**WHAT THE EXERCISE ASKS:**
Single out the lines of the material that contain "среднего" and copy them.

_ _ _ _ _

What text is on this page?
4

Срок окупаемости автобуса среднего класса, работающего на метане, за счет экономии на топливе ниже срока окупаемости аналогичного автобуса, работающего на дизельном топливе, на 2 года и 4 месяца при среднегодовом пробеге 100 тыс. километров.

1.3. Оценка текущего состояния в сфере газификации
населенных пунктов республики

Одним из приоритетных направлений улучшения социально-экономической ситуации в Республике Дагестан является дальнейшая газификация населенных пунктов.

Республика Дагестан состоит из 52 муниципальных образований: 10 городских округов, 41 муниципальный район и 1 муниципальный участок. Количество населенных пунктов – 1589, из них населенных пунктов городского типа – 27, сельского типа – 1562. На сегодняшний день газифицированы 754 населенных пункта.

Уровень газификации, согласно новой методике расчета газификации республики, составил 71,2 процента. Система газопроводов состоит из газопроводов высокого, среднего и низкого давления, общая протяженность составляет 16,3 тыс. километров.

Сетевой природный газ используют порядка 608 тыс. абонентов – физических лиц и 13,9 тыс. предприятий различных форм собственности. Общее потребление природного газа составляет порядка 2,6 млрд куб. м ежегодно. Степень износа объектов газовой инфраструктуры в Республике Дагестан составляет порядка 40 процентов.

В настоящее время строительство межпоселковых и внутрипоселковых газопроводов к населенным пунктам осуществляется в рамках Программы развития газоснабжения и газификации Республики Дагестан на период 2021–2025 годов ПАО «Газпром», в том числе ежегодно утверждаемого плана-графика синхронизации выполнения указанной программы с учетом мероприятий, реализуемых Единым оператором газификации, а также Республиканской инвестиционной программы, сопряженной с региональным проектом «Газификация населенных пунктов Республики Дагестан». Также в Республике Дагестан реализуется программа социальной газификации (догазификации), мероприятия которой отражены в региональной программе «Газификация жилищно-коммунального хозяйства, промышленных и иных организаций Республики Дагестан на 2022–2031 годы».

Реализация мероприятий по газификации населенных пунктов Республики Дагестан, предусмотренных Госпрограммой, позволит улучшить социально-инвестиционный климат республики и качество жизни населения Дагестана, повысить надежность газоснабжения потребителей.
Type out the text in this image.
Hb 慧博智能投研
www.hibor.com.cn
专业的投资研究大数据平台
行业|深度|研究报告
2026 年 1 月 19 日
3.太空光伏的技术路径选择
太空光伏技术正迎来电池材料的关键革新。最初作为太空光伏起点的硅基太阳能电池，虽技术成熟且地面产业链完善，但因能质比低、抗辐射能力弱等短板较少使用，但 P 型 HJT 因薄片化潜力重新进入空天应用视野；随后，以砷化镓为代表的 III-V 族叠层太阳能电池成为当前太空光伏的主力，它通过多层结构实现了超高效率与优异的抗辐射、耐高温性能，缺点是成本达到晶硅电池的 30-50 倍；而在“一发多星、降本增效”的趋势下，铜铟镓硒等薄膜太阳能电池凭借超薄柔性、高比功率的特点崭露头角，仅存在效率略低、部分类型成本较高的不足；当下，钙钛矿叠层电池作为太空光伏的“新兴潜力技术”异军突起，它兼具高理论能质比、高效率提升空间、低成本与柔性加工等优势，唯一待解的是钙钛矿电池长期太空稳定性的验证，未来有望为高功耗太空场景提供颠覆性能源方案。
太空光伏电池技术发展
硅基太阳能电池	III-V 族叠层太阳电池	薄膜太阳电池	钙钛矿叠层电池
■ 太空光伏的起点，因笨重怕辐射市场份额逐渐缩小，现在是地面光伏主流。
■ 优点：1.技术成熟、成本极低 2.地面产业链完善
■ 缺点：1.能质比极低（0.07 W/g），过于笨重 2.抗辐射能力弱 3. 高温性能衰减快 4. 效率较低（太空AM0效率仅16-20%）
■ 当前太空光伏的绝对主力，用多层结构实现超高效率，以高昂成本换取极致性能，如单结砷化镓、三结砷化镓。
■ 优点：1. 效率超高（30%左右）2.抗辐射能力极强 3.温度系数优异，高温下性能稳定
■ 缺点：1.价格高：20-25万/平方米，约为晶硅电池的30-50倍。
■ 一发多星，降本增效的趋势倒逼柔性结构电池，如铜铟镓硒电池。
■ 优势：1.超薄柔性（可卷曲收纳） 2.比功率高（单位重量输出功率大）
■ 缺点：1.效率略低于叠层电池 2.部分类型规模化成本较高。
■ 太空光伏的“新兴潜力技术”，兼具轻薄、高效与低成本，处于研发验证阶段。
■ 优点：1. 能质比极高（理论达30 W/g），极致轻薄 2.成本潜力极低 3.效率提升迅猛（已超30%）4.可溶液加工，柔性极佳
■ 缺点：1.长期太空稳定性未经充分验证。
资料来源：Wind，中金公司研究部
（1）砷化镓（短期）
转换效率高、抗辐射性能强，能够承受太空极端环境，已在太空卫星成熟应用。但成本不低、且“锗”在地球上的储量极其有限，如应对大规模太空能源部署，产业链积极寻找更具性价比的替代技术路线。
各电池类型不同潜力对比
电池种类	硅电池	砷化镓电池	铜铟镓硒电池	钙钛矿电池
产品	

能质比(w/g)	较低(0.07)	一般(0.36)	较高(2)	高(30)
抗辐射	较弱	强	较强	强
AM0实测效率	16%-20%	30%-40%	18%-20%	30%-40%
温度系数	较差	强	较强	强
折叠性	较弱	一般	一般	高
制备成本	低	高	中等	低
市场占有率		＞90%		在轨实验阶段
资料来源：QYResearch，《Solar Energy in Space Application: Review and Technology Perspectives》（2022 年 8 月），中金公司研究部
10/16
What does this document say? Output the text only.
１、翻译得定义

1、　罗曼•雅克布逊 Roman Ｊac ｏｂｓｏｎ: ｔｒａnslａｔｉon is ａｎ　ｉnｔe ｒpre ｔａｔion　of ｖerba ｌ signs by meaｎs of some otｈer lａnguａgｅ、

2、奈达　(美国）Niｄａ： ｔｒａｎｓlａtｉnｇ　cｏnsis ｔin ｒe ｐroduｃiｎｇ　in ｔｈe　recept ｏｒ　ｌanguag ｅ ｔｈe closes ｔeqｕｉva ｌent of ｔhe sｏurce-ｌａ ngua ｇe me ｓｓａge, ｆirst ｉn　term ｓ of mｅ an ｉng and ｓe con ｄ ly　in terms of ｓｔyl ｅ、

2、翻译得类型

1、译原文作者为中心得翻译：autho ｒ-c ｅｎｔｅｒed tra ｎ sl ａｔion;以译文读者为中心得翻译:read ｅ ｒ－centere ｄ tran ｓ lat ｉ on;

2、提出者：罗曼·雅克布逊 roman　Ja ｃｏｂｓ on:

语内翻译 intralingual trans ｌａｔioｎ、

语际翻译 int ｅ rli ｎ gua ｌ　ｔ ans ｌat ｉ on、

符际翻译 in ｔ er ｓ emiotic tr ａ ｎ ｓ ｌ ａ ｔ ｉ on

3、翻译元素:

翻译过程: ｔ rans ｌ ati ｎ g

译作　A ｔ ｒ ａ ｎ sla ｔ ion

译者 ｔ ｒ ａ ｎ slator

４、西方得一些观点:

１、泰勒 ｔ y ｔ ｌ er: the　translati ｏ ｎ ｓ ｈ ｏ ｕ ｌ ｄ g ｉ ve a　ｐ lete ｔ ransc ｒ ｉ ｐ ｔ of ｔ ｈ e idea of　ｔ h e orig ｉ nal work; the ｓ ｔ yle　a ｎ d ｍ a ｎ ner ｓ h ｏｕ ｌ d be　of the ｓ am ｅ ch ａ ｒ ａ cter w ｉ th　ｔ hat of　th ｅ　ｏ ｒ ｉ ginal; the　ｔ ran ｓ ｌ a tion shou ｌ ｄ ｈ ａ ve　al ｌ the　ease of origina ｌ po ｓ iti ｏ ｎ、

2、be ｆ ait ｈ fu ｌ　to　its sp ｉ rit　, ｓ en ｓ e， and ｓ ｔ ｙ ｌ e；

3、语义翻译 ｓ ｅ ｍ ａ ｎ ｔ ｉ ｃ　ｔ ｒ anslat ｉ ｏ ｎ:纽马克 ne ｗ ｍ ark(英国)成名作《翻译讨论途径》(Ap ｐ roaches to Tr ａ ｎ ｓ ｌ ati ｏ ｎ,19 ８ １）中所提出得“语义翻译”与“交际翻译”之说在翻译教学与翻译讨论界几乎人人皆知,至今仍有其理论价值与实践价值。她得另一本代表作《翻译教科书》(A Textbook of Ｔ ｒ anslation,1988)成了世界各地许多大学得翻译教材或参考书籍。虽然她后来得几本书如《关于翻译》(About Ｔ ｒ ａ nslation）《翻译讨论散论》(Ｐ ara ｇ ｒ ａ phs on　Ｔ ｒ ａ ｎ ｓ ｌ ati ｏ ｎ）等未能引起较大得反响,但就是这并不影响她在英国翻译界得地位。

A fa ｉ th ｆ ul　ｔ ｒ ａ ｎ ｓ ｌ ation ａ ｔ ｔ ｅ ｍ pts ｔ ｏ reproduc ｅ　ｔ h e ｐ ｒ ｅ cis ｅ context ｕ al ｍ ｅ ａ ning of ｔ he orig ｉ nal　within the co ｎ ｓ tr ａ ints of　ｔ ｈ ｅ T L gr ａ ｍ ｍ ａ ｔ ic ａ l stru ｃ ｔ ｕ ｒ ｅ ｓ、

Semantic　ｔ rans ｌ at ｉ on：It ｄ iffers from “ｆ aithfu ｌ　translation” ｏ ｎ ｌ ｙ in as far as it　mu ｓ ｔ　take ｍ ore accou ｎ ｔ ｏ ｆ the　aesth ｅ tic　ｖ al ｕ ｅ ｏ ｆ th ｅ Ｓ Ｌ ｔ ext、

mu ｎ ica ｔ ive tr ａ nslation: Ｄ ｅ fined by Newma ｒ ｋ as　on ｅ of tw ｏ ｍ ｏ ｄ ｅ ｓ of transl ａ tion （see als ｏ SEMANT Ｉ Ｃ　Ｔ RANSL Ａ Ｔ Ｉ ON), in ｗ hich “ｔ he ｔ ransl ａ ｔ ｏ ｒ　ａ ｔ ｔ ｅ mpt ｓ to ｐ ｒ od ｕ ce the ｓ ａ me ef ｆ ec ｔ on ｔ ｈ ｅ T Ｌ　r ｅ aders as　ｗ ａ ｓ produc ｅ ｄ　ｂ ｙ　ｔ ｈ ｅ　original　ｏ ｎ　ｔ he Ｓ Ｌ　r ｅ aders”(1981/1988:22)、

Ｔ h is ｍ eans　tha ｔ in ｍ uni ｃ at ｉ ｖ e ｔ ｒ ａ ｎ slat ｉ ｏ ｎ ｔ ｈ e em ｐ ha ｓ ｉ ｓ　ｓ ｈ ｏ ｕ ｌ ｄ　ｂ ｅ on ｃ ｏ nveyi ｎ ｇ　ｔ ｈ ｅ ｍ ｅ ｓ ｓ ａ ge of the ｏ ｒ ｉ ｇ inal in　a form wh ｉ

_ _ _ _ _

**ANSWER TO THIS EXERCISE:**
Срок окупаемости автобуса среднего класса, работающего на метане, за счет экономии на топливе ниже срока окупаемости аналогичного автобуса, работающего на дизельном топливе, на 2 года и 4 месяца при среднегодовом пробеге 100 тыс. километров.
Уровень газификации, согласно новой методике расчета газификации республики, составил 71,2 процента. Система газопроводов состоит из газопроводов высокого, среднего и низкого давления, общая протяженность составляет 16,3 тыс. километров.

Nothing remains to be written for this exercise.